TASK DIRECTIONS —
Transcribe the whole listing below without changing a word, but leave out every image.

SUPPLIED DATA —
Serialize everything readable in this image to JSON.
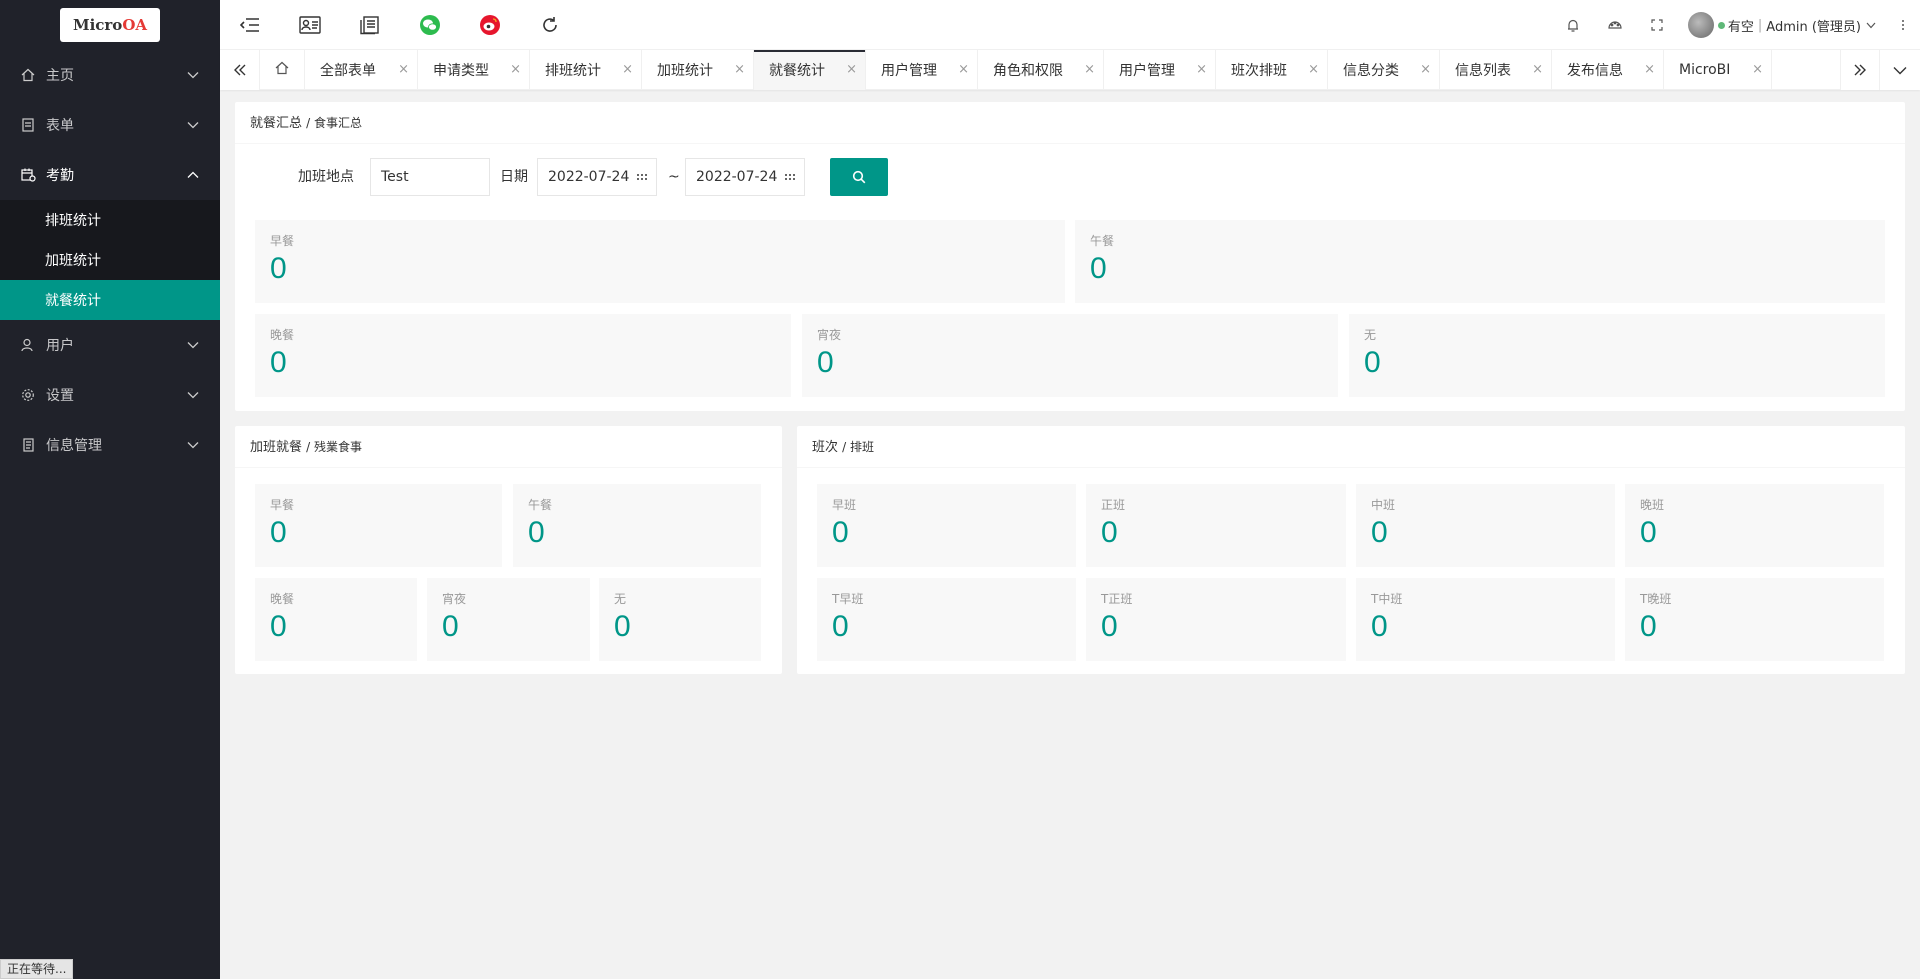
{
  "logo": {
    "text_main": "Micro",
    "text_accent": "OA"
  },
  "sidebar": {
    "items": [
      {
        "label": "主页",
        "icon": "home-icon"
      },
      {
        "label": "表单",
        "icon": "form-icon"
      },
      {
        "label": "考勤",
        "icon": "calendar-icon",
        "open": true,
        "children": [
          {
            "label": "排班统计"
          },
          {
            "label": "加班统计"
          },
          {
            "label": "就餐统计",
            "active": true
          }
        ]
      },
      {
        "label": "用户",
        "icon": "user-icon"
      },
      {
        "label": "设置",
        "icon": "gear-icon"
      },
      {
        "label": "信息管理",
        "icon": "document-icon"
      }
    ]
  },
  "header": {
    "tools": [
      "menu-toggle-icon",
      "contacts-icon",
      "documents-icon",
      "wechat-icon",
      "weibo-icon",
      "refresh-icon"
    ],
    "user": {
      "status": "有空",
      "separator": "|",
      "name": "Admin (管理员)"
    }
  },
  "tabs": [
    {
      "label": "全部表单"
    },
    {
      "label": "申请类型"
    },
    {
      "label": "排班统计"
    },
    {
      "label": "加班统计"
    },
    {
      "label": "就餐统计",
      "active": true
    },
    {
      "label": "用户管理"
    },
    {
      "label": "角色和权限"
    },
    {
      "label": "用户管理"
    },
    {
      "label": "班次排班"
    },
    {
      "label": "信息分类"
    },
    {
      "label": "信息列表"
    },
    {
      "label": "发布信息"
    },
    {
      "label": "MicroBI"
    }
  ],
  "tab_close_glyph": "×",
  "summary": {
    "title": "就餐汇总",
    "subtitle": "/ 食事汇总",
    "form": {
      "location_label": "加班地点",
      "location_value": "Test",
      "date_label": "日期",
      "date_from": "2022-07-24",
      "date_sep": "~",
      "date_to": "2022-07-24"
    },
    "stats_row1": [
      {
        "label": "早餐",
        "value": "0"
      },
      {
        "label": "午餐",
        "value": "0"
      }
    ],
    "stats_row2": [
      {
        "label": "晚餐",
        "value": "0"
      },
      {
        "label": "宵夜",
        "value": "0"
      },
      {
        "label": "无",
        "value": "0"
      }
    ]
  },
  "overtime": {
    "title": "加班就餐",
    "subtitle": "/ 残業食事",
    "stats": [
      {
        "label": "早餐",
        "value": "0"
      },
      {
        "label": "午餐",
        "value": "0"
      },
      {
        "label": "晚餐",
        "value": "0"
      },
      {
        "label": "宵夜",
        "value": "0"
      },
      {
        "label": "无",
        "value": "0"
      }
    ]
  },
  "shifts": {
    "title": "班次",
    "subtitle": "/ 排班",
    "stats": [
      {
        "label": "早班",
        "value": "0"
      },
      {
        "label": "正班",
        "value": "0"
      },
      {
        "label": "中班",
        "value": "0"
      },
      {
        "label": "晚班",
        "value": "0"
      },
      {
        "label": "T早班",
        "value": "0"
      },
      {
        "label": "T正班",
        "value": "0"
      },
      {
        "label": "T中班",
        "value": "0"
      },
      {
        "label": "T晚班",
        "value": "0"
      }
    ]
  },
  "status_bar": "正在等待...",
  "colors": {
    "accent": "#009688",
    "sidebar_bg": "#20222a",
    "submenu_bg": "#17181d"
  }
}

COMPLETE OUTPUT —
Serialize everything readable in this image to JSON.
{
  "logo": {
    "text_main": "Micro",
    "text_accent": "OA"
  },
  "sidebar": {
    "items": [
      {
        "label": "主页",
        "icon": "home-icon"
      },
      {
        "label": "表单",
        "icon": "form-icon"
      },
      {
        "label": "考勤",
        "icon": "calendar-icon",
        "open": true,
        "children": [
          {
            "label": "排班统计"
          },
          {
            "label": "加班统计"
          },
          {
            "label": "就餐统计",
            "active": true
          }
        ]
      },
      {
        "label": "用户",
        "icon": "user-icon"
      },
      {
        "label": "设置",
        "icon": "gear-icon"
      },
      {
        "label": "信息管理",
        "icon": "document-icon"
      }
    ]
  },
  "header": {
    "tools": [
      "menu-toggle-icon",
      "contacts-icon",
      "documents-icon",
      "wechat-icon",
      "weibo-icon",
      "refresh-icon"
    ],
    "user": {
      "status": "有空",
      "separator": "|",
      "name": "Admin (管理员)"
    }
  },
  "tabs": [
    {
      "label": "全部表单"
    },
    {
      "label": "申请类型"
    },
    {
      "label": "排班统计"
    },
    {
      "label": "加班统计"
    },
    {
      "label": "就餐统计",
      "active": true
    },
    {
      "label": "用户管理"
    },
    {
      "label": "角色和权限"
    },
    {
      "label": "用户管理"
    },
    {
      "label": "班次排班"
    },
    {
      "label": "信息分类"
    },
    {
      "label": "信息列表"
    },
    {
      "label": "发布信息"
    },
    {
      "label": "MicroBI"
    }
  ],
  "tab_close_glyph": "×",
  "summary": {
    "title": "就餐汇总",
    "subtitle": "/ 食事汇总",
    "form": {
      "location_label": "加班地点",
      "location_value": "Test",
      "date_label": "日期",
      "date_from": "2022-07-24",
      "date_sep": "~",
      "date_to": "2022-07-24"
    },
    "stats_row1": [
      {
        "label": "早餐",
        "value": "0"
      },
      {
        "label": "午餐",
        "value": "0"
      }
    ],
    "stats_row2": [
      {
        "label": "晚餐",
        "value": "0"
      },
      {
        "label": "宵夜",
        "value": "0"
      },
      {
        "label": "无",
        "value": "0"
      }
    ]
  },
  "overtime": {
    "title": "加班就餐",
    "subtitle": "/ 残業食事",
    "stats": [
      {
        "label": "早餐",
        "value": "0"
      },
      {
        "label": "午餐",
        "value": "0"
      },
      {
        "label": "晚餐",
        "value": "0"
      },
      {
        "label": "宵夜",
        "value": "0"
      },
      {
        "label": "无",
        "value": "0"
      }
    ]
  },
  "shifts": {
    "title": "班次",
    "subtitle": "/ 排班",
    "stats": [
      {
        "label": "早班",
        "value": "0"
      },
      {
        "label": "正班",
        "value": "0"
      },
      {
        "label": "中班",
        "value": "0"
      },
      {
        "label": "晚班",
        "value": "0"
      },
      {
        "label": "T早班",
        "value": "0"
      },
      {
        "label": "T正班",
        "value": "0"
      },
      {
        "label": "T中班",
        "value": "0"
      },
      {
        "label": "T晚班",
        "value": "0"
      }
    ]
  },
  "status_bar": "正在等待...",
  "colors": {
    "accent": "#009688",
    "sidebar_bg": "#20222a",
    "submenu_bg": "#17181d"
  }
}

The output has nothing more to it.